§ Stored data:
□ □ □ □ □
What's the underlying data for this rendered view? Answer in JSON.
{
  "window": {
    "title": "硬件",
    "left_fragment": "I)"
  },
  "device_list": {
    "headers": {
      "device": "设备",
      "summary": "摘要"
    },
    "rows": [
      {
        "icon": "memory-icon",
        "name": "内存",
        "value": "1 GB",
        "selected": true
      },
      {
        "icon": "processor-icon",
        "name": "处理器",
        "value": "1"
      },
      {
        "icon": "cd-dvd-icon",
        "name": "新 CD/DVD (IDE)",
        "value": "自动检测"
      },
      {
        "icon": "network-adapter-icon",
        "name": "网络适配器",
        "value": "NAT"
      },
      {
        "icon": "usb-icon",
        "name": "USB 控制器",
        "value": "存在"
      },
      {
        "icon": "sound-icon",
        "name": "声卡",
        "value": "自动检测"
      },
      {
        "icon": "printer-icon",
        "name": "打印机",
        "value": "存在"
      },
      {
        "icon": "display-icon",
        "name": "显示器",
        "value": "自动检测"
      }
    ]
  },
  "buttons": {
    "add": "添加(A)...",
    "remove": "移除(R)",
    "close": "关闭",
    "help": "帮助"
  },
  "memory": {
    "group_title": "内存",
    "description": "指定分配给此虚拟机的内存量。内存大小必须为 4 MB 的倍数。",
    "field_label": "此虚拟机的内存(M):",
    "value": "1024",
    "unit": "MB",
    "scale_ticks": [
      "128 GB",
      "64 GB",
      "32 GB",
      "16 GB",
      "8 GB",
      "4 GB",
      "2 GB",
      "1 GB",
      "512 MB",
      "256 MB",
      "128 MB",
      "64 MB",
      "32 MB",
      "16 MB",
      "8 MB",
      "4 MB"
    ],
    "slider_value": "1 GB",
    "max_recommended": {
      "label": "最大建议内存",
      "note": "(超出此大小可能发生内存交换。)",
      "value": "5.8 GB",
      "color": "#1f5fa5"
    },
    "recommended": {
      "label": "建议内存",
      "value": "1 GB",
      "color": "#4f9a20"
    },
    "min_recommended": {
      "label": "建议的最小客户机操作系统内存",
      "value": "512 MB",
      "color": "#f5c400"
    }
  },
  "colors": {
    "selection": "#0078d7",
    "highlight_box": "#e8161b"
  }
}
□ □ □ □ □
§ Objective:
Go through the records above, find every line with the word "name", and list those lines.

§ Full response:
        "name": "内存",
        "name": "处理器",
        "name": "新 CD/DVD (IDE)",
        "name": "网络适配器",
        "name": "USB 控制器",
        "name": "声卡",
        "name": "打印机",
        "name": "显示器",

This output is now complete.